*Listed records*:
__________

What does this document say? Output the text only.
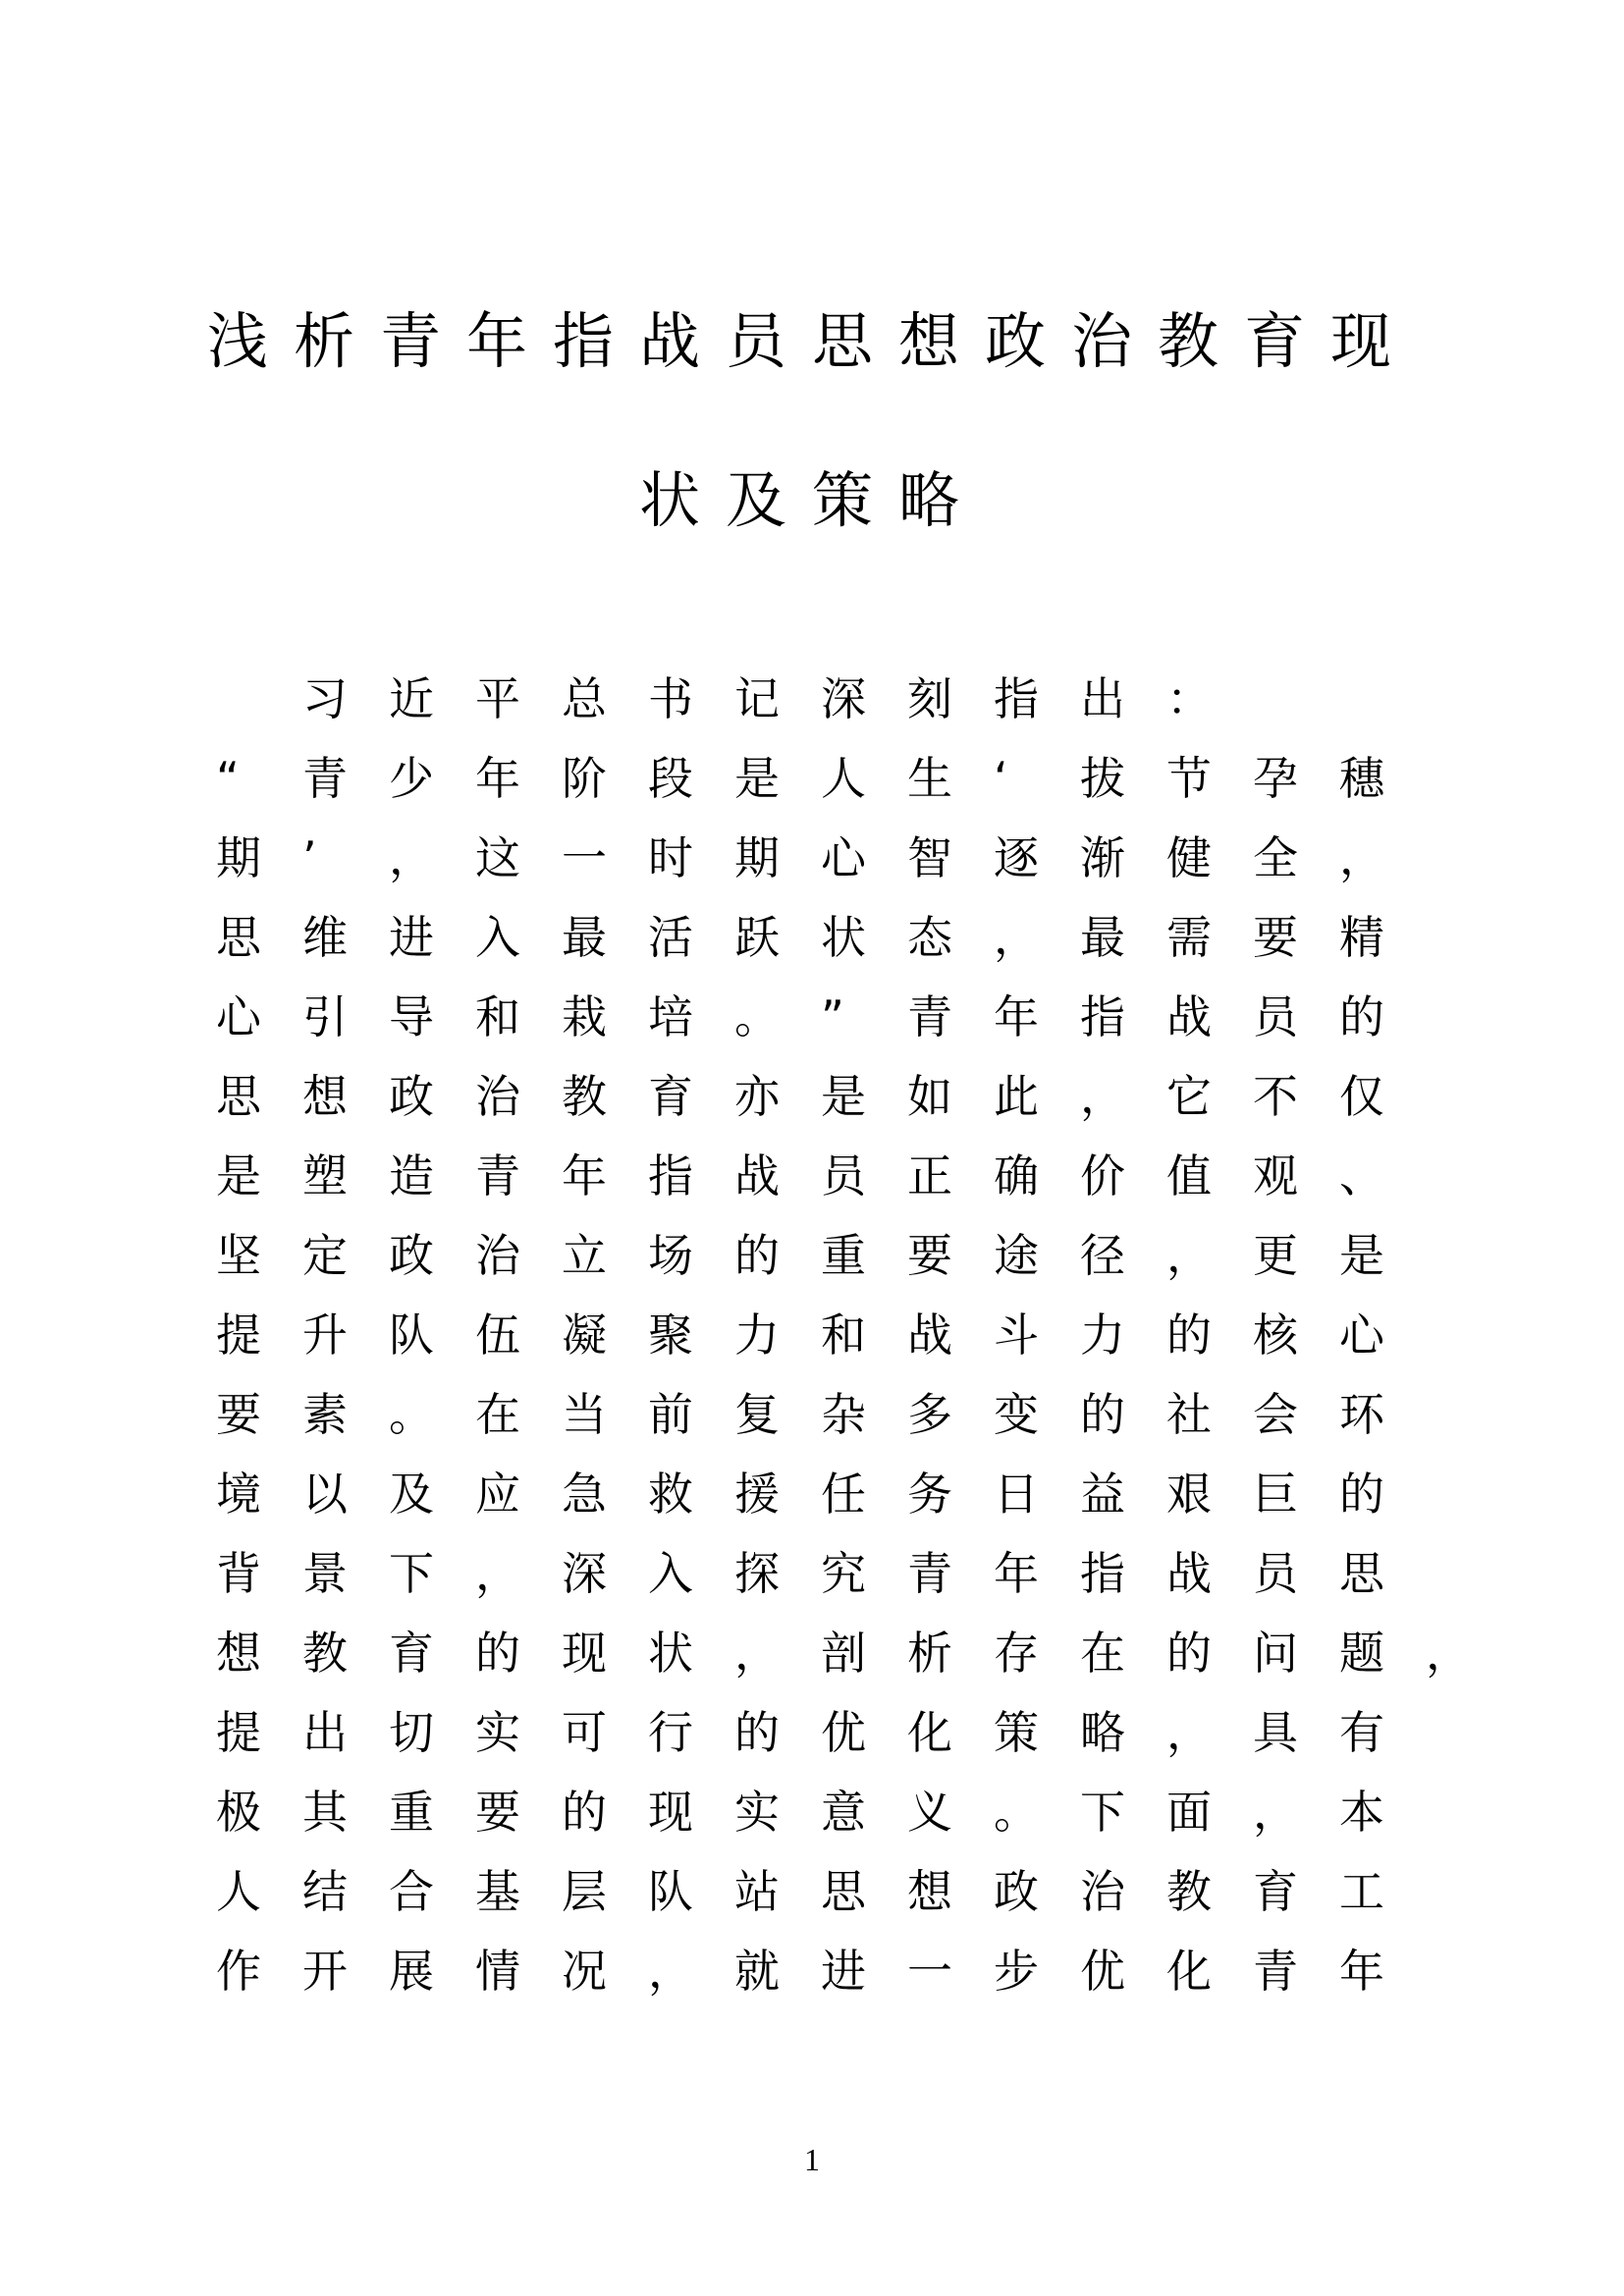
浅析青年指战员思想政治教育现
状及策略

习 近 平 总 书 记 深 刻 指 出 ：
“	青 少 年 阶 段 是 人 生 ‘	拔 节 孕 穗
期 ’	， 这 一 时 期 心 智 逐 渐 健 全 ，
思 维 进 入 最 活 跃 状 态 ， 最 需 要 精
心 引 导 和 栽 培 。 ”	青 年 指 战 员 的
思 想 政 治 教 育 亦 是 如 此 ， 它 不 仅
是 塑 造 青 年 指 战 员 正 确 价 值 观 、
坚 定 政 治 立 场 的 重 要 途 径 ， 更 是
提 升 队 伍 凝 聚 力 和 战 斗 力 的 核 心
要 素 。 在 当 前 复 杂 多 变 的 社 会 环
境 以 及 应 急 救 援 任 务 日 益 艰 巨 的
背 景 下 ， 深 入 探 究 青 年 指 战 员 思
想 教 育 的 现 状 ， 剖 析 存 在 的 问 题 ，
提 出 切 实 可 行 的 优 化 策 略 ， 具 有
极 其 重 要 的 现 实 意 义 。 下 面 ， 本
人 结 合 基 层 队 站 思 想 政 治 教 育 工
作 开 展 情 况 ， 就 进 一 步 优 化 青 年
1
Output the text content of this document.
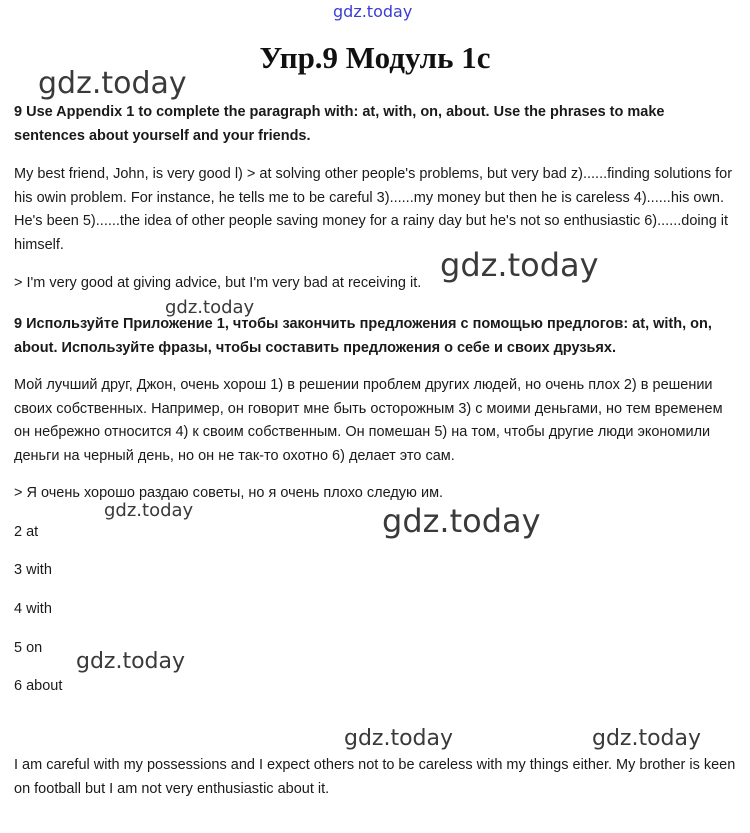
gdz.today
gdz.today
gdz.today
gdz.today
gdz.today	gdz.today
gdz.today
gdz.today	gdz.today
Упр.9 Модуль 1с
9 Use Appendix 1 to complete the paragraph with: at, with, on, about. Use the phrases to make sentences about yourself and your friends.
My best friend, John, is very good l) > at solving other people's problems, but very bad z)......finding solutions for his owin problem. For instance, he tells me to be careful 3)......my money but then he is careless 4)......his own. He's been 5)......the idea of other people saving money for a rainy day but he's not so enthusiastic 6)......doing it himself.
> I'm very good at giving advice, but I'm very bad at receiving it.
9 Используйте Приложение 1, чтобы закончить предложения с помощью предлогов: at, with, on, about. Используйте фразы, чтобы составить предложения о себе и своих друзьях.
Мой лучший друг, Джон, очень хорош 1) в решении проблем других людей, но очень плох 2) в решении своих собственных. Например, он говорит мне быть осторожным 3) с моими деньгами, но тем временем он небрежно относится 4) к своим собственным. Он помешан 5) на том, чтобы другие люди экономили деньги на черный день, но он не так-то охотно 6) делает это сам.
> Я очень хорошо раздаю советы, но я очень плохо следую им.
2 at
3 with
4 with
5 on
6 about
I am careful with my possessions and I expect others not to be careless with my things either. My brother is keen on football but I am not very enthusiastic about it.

__________

*What you are asked to do*: Each entry must be retyped word for word, with every image omitted.

*Result of the task*:
What does this document say? Output the text only.
浅析青年指战员思想政治教育现
状及策略

习 近 平 总 书 记 深 刻 指 出 ：
“	青 少 年 阶 段 是 人 生 ‘	拔 节 孕 穗
期 ’	， 这 一 时 期 心 智 逐 渐 健 全 ，
思 维 进 入 最 活 跃 状 态 ， 最 需 要 精
心 引 导 和 栽 培 。 ”	青 年 指 战 员 的
思 想 政 治 教 育 亦 是 如 此 ， 它 不 仅
是 塑 造 青 年 指 战 员 正 确 价 值 观 、
坚 定 政 治 立 场 的 重 要 途 径 ， 更 是
提 升 队 伍 凝 聚 力 和 战 斗 力 的 核 心
要 素 。 在 当 前 复 杂 多 变 的 社 会 环
境 以 及 应 急 救 援 任 务 日 益 艰 巨 的
背 景 下 ， 深 入 探 究 青 年 指 战 员 思
想 教 育 的 现 状 ， 剖 析 存 在 的 问 题 ，
提 出 切 实 可 行 的 优 化 策 略 ， 具 有
极 其 重 要 的 现 实 意 义 。 下 面 ， 本
人 结 合 基 层 队 站 思 想 政 治 教 育 工
作 开 展 情 况 ， 就 进 一 步 优 化 青 年
1
Output the text content of this document.
gdz.today
gdz.today
gdz.today
gdz.today
gdz.today	gdz.today
gdz.today
gdz.today	gdz.today
Упр.9 Модуль 1с
9 Use Appendix 1 to complete the paragraph with: at, with, on, about. Use the phrases to make sentences about yourself and your friends.
My best friend, John, is very good l) > at solving other people's problems, but very bad z)......finding solutions for his owin problem. For instance, he tells me to be careful 3)......my money but then he is careless 4)......his own. He's been 5)......the idea of other people saving money for a rainy day but he's not so enthusiastic 6)......doing it himself.
> I'm very good at giving advice, but I'm very bad at receiving it.
9 Используйте Приложение 1, чтобы закончить предложения с помощью предлогов: at, with, on, about. Используйте фразы, чтобы составить предложения о себе и своих друзьях.
Мой лучший друг, Джон, очень хорош 1) в решении проблем других людей, но очень плох 2) в решении своих собственных. Например, он говорит мне быть осторожным 3) с моими деньгами, но тем временем он небрежно относится 4) к своим собственным. Он помешан 5) на том, чтобы другие люди экономили деньги на черный день, но он не так-то охотно 6) делает это сам.
> Я очень хорошо раздаю советы, но я очень плохо следую им.
2 at
3 with
4 with
5 on
6 about
I am careful with my possessions and I expect others not to be careless with my things either. My brother is keen on football but I am not very enthusiastic about it.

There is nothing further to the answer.